----- Information given

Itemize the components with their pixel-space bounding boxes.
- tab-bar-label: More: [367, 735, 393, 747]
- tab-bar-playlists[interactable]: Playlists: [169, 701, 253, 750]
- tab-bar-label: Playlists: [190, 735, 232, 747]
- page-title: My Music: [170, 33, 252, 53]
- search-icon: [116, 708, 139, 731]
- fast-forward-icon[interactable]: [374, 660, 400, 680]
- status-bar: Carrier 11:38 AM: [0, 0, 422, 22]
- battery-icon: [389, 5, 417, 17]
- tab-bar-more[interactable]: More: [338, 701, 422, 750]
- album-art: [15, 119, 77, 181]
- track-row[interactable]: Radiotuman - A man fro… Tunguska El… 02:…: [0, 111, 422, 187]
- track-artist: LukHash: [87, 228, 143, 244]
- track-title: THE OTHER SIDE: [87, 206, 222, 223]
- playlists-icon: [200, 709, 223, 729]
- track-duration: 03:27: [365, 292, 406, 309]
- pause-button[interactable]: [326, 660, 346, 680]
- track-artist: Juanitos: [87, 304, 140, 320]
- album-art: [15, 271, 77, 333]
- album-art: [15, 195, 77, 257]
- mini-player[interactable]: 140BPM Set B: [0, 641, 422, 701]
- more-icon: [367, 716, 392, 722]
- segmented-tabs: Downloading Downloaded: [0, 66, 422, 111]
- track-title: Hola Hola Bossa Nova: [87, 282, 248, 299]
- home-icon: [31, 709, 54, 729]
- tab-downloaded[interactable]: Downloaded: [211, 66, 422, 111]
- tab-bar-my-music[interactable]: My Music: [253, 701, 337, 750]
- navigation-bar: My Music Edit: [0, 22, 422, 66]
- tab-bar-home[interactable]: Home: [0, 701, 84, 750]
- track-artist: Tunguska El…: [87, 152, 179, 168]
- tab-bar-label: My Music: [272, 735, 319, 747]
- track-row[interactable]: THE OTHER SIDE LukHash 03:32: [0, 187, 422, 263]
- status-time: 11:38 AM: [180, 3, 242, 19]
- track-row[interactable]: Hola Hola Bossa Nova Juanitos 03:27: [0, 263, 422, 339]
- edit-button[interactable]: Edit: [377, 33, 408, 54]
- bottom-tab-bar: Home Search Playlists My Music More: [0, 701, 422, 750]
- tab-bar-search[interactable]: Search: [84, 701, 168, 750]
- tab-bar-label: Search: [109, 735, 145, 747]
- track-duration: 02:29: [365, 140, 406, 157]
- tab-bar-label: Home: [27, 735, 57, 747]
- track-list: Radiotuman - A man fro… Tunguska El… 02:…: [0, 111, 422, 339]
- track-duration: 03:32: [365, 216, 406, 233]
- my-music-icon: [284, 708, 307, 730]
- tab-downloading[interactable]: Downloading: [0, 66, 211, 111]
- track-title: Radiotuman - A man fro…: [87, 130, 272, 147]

----------

**Given exercise**
Lay out every line of the data above as a Markdown table with the columns Row and Line, numbering each line and leaving out blank lines.

**Finished exercise**
| Row | Line |
|---|---|
| 1 | Itemize the components with their pixel-space bounding boxes. |
| 2 | - tab-bar-label: More: [367, 735, 393, 747] |
| 3 | - tab-bar-playlists[interactable]: Playlists: [169, 701, 253, 750] |
| 4 | - tab-bar-label: Playlists: [190, 735, 232, 747] |
| 5 | - page-title: My Music: [170, 33, 252, 53] |
| 6 | - search-icon: [116, 708, 139, 731] |
| 7 | - fast-forward-icon[interactable]: [374, 660, 400, 680] |
| 8 | - status-bar: Carrier 11:38 AM: [0, 0, 422, 22] |
| 9 | - battery-icon: [389, 5, 417, 17] |
| 10 | - tab-bar-more[interactable]: More: [338, 701, 422, 750] |
| 11 | - album-art: [15, 119, 77, 181] |
| 12 | - track-row[interactable]: Radiotuman - A man fro… Tunguska El… 02:…: [0, 111, 422, 187] |
| 13 | - track-artist: LukHash: [87, 228, 143, 244] |
| 14 | - track-title: THE OTHER SIDE: [87, 206, 222, 223] |
| 15 | - playlists-icon: [200, 709, 223, 729] |
| 16 | - track-duration: 03:27: [365, 292, 406, 309] |
| 17 | - pause-button[interactable]: [326, 660, 346, 680] |
| 18 | - track-artist: Juanitos: [87, 304, 140, 320] |
| 19 | - album-art: [15, 271, 77, 333] |
| 20 | - album-art: [15, 195, 77, 257] |
| 21 | - mini-player[interactable]: 140BPM Set B: [0, 641, 422, 701] |
| 22 | - more-icon: [367, 716, 392, 722] |
| 23 | - segmented-tabs: Downloading Downloaded: [0, 66, 422, 111] |
| 24 | - track-title: Hola Hola Bossa Nova: [87, 282, 248, 299] |
| 25 | - home-icon: [31, 709, 54, 729] |
| 26 | - tab-downloaded[interactable]: Downloaded: [211, 66, 422, 111] |
| 27 | - tab-bar-my-music[interactable]: My Music: [253, 701, 337, 750] |
| 28 | - navigation-bar: My Music Edit: [0, 22, 422, 66] |
| 29 | - tab-bar-home[interactable]: Home: [0, 701, 84, 750] |
| 30 | - track-artist: Tunguska El…: [87, 152, 179, 168] |
| 31 | - tab-bar-label: My Music: [272, 735, 319, 747] |
| 32 | - track-row[interactable]: THE OTHER SIDE LukHash 03:32: [0, 187, 422, 263] |
| 33 | - status-time: 11:38 AM: [180, 3, 242, 19] |
| 34 | - track-row[interactable]: Hola Hola Bossa Nova Juanitos 03:27: [0, 263, 422, 339] |
| 35 | - edit-button[interactable]: Edit: [377, 33, 408, 54] |
| 36 | - bottom-tab-bar: Home Search Playlists My Music More: [0, 701, 422, 750] |
| 37 | - tab-bar-search[interactable]: Search: [84, 701, 168, 750] |
| 38 | - tab-bar-label: Search: [109, 735, 145, 747] |
| 39 | - track-duration: 02:29: [365, 140, 406, 157] |
| 40 | - tab-bar-label: Home: [27, 735, 57, 747] |
| 41 | - track-list: Radiotuman - A man fro… Tunguska El… 02:…: [0, 111, 422, 339] |
| 42 | - track-duration: 03:32: [365, 216, 406, 233] |
| 43 | - my-music-icon: [284, 708, 307, 730] |
| 44 | - tab-downloading[interactable]: Downloading: [0, 66, 211, 111] |
| 45 | - track-title: Radiotuman - A man fro…: [87, 130, 272, 147] |